— BEGIN EXCERPTED DATA —
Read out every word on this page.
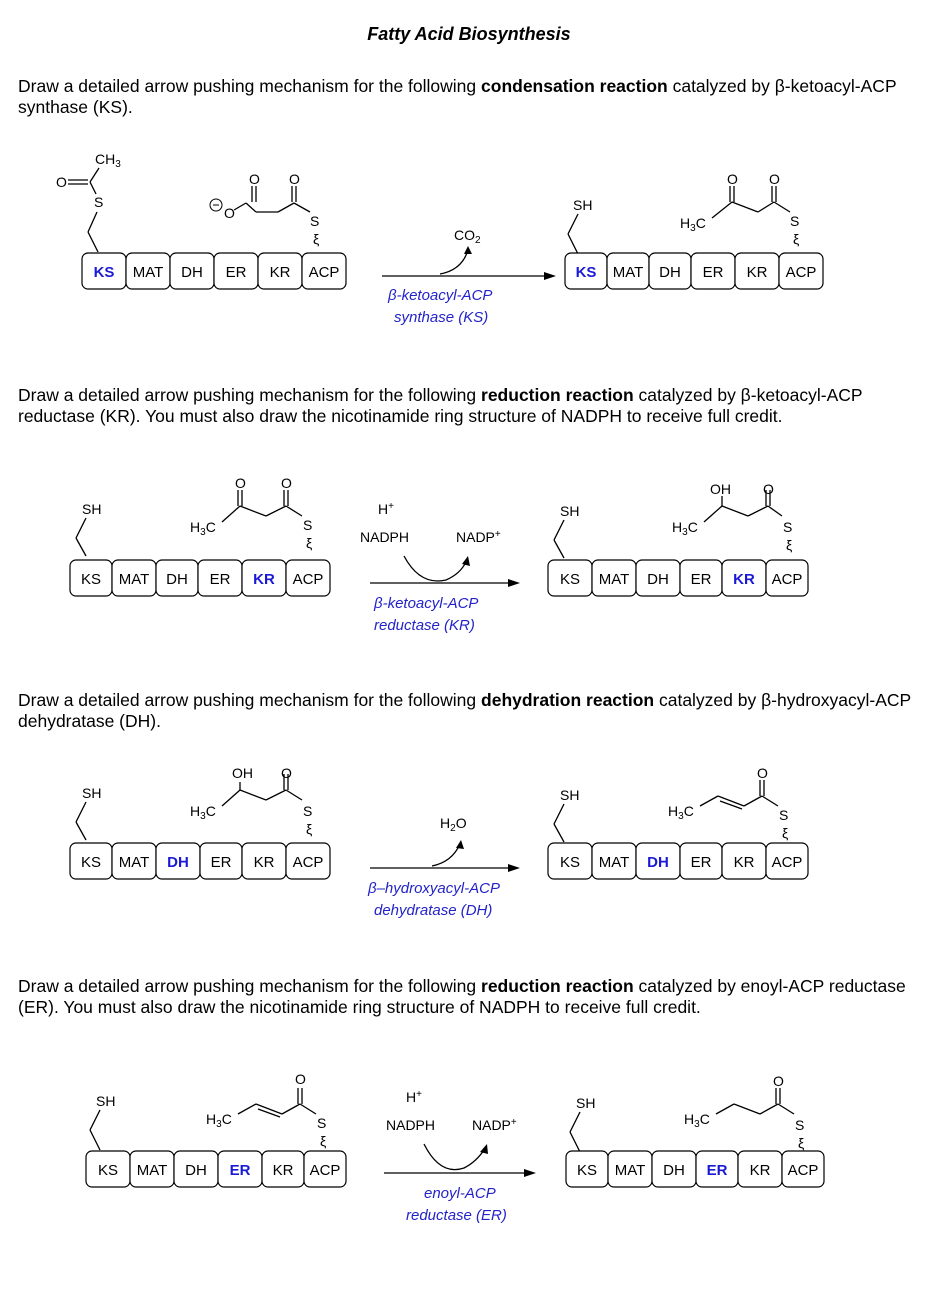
Fatty Acid Biosynthesis
Draw a detailed arrow pushing mechanism for the following condensation reaction catalyzed by β-ketoacyl-ACP synthase (KS).
$CH_3$
O
S
O
O O
S
ξ
KS MAT DH ER KR ACP
$CO_2$
β-ketoacyl-ACP
synthase (KS)
SH
$H_3C$
O O
S
ξ
KS MAT DH ER KR ACP
Draw a detailed arrow pushing mechanism for the following reduction reaction catalyzed by β-ketoacyl-ACP reductase (KR). You must also draw the nicotinamide ring structure of NADPH to receive full credit.
SH
$H_3C$
O	O
S
ξ
KS MAT DH ER KR ACP
H+
NADPH	NADP+
β-ketoacyl-ACP
reductase (KR)
SH
$H_3C$
OH O
S
ξ
KS MAT DH ER KR ACP
Draw a detailed arrow pushing mechanism for the following dehydration reaction catalyzed by β-hydroxyacyl-ACP dehydratase (DH).
SH
$H_3C$
OH O
S
ξ
KS MAT DH ER KR ACP
$H_2O$
β–hydroxyacyl-ACP
dehydratase (DH)
SH
$H_3C$
O
S
ξ
KS MAT DH ER KR ACP
Draw a detailed arrow pushing mechanism for the following reduction reaction catalyzed by enoyl-ACP reductase (ER). You must also draw the nicotinamide ring structure of NADPH to receive full credit.
SH
$H_3C$
O
S
ξ
KS MAT DH ER KR ACP
H+
NADPH	NADP+
enoyl-ACP
reductase (ER)
SH
$H_3C$
O
S
ξ
KS MAT DH ER KR ACP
— END EXCERPTED DATA —
● SET EXERCISE: Give back each entry exactly as it appears, with no pictures.

● RESULT:
Read out every word on this page.
Fatty Acid Biosynthesis
Draw a detailed arrow pushing mechanism for the following condensation reaction catalyzed by β-ketoacyl-ACP synthase (KS).
$CH_3$
O
S
O
O O
S
ξ
KS MAT DH ER KR ACP
$CO_2$
β-ketoacyl-ACP
synthase (KS)
SH
$H_3C$
O O
S
ξ
KS MAT DH ER KR ACP
Draw a detailed arrow pushing mechanism for the following reduction reaction catalyzed by β-ketoacyl-ACP reductase (KR). You must also draw the nicotinamide ring structure of NADPH to receive full credit.
SH
$H_3C$
O	O
S
ξ
KS MAT DH ER KR ACP
H+
NADPH	NADP+
β-ketoacyl-ACP
reductase (KR)
SH
$H_3C$
OH O
S
ξ
KS MAT DH ER KR ACP
Draw a detailed arrow pushing mechanism for the following dehydration reaction catalyzed by β-hydroxyacyl-ACP dehydratase (DH).
SH
$H_3C$
OH O
S
ξ
KS MAT DH ER KR ACP
$H_2O$
β–hydroxyacyl-ACP
dehydratase (DH)
SH
$H_3C$
O
S
ξ
KS MAT DH ER KR ACP
Draw a detailed arrow pushing mechanism for the following reduction reaction catalyzed by enoyl-ACP reductase (ER). You must also draw the nicotinamide ring structure of NADPH to receive full credit.
SH
$H_3C$
O
S
ξ
KS MAT DH ER KR ACP
H+
NADPH	NADP+
enoyl-ACP
reductase (ER)
SH
$H_3C$
O
S
ξ
KS MAT DH ER KR ACP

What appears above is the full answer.